Collection entries:
————————

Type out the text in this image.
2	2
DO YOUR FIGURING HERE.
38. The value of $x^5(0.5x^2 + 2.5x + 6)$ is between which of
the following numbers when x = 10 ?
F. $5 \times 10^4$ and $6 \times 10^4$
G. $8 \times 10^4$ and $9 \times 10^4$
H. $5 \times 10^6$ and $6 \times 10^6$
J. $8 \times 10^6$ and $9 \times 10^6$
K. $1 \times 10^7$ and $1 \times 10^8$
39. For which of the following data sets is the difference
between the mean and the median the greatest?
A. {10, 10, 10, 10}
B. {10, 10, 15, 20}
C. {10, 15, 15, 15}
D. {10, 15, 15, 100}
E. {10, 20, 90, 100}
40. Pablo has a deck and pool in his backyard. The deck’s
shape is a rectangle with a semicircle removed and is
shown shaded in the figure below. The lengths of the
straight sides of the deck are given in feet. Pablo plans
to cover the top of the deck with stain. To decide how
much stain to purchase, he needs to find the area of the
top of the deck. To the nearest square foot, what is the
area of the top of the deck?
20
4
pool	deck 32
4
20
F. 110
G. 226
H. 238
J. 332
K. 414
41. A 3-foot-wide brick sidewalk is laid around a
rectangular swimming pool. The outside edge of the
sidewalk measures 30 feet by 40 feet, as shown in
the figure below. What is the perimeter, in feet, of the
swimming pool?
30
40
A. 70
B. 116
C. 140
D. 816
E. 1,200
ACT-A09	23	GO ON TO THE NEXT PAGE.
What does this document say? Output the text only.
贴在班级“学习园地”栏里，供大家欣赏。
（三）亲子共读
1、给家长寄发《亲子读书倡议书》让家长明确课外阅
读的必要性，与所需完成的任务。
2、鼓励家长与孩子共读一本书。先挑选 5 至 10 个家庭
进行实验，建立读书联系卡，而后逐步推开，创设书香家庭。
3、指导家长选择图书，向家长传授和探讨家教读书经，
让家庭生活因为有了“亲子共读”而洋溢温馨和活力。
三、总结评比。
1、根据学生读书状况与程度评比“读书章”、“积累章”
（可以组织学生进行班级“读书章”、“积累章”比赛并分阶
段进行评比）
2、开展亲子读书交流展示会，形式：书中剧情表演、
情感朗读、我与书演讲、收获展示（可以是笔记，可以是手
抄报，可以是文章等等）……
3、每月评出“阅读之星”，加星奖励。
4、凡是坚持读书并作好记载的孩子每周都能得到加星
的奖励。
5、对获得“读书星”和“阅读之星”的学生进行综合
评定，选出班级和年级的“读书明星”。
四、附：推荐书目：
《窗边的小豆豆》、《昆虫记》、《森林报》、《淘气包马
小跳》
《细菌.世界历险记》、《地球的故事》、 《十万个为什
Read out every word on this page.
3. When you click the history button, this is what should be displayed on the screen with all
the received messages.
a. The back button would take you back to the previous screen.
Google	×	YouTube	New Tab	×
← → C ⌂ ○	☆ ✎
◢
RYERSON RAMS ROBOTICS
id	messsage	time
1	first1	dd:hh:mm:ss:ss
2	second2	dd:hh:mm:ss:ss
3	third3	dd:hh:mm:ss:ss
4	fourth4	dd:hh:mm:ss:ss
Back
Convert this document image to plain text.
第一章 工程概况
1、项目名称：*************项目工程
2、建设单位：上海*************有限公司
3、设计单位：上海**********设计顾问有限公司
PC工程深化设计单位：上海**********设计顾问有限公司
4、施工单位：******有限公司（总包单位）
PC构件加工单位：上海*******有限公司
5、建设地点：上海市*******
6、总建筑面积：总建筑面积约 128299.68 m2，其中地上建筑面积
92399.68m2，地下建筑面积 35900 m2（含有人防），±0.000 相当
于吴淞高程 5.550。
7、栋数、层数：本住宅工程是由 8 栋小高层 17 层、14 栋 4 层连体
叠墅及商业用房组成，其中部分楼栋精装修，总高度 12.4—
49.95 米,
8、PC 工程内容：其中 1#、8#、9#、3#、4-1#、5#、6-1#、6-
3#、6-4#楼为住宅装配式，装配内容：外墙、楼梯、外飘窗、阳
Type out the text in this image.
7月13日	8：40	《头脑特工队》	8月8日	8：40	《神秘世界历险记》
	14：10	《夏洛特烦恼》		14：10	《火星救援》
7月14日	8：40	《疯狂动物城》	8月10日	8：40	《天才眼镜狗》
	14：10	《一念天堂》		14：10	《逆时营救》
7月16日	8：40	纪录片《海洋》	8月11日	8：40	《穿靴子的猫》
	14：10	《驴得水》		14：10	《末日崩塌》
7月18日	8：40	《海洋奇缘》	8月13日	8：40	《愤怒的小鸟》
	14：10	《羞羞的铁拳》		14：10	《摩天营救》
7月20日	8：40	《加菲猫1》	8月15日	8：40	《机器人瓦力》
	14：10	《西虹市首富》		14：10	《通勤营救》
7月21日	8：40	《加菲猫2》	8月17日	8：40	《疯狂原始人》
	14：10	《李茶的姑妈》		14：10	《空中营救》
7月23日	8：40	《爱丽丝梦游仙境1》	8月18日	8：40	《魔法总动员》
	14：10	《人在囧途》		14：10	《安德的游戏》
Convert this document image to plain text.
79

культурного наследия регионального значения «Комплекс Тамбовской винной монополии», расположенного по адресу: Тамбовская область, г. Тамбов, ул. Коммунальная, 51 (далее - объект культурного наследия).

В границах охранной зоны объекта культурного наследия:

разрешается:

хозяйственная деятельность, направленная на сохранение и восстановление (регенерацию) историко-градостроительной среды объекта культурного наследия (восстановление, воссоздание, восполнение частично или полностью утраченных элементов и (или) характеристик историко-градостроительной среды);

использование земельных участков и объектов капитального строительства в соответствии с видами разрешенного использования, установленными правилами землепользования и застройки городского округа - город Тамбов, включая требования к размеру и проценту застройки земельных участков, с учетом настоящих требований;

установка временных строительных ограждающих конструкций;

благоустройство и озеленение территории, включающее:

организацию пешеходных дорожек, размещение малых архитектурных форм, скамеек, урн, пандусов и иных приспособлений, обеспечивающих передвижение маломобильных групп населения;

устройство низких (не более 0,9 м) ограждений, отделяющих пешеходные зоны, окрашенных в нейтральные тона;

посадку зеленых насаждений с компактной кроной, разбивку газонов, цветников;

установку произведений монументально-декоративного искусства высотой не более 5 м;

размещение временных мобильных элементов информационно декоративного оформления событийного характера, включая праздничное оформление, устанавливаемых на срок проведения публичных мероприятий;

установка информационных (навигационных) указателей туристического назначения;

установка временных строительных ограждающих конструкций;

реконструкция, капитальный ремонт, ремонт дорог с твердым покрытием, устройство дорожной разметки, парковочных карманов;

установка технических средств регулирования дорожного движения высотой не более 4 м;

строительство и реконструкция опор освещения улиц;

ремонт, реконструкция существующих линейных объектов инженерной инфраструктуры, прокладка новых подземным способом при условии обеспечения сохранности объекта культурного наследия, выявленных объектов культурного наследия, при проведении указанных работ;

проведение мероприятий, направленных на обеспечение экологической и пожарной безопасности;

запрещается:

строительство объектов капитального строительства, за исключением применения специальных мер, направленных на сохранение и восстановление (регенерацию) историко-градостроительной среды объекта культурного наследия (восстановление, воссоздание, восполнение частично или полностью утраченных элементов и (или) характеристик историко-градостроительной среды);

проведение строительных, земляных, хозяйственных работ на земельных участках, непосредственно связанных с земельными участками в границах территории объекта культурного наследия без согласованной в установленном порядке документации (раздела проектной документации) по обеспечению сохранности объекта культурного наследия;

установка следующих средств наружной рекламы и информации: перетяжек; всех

————————

> [YOUR INSTRUCTIONS]:
Look through the entries and return every line where "строительство" appears.

> [EXPECTED ANSWER]:
строительство и реконструкция опор освещения улиц;
строительство объектов капитального строительства, за исключением применения специальных мер, направленных на сохранение и восстановление (регенерацию) историко-градостроительной среды объекта культурного наследия (восстановление, воссоздание, восполнение частично или полностью утраченных элементов и (или) характеристик историко-градостроительной среды);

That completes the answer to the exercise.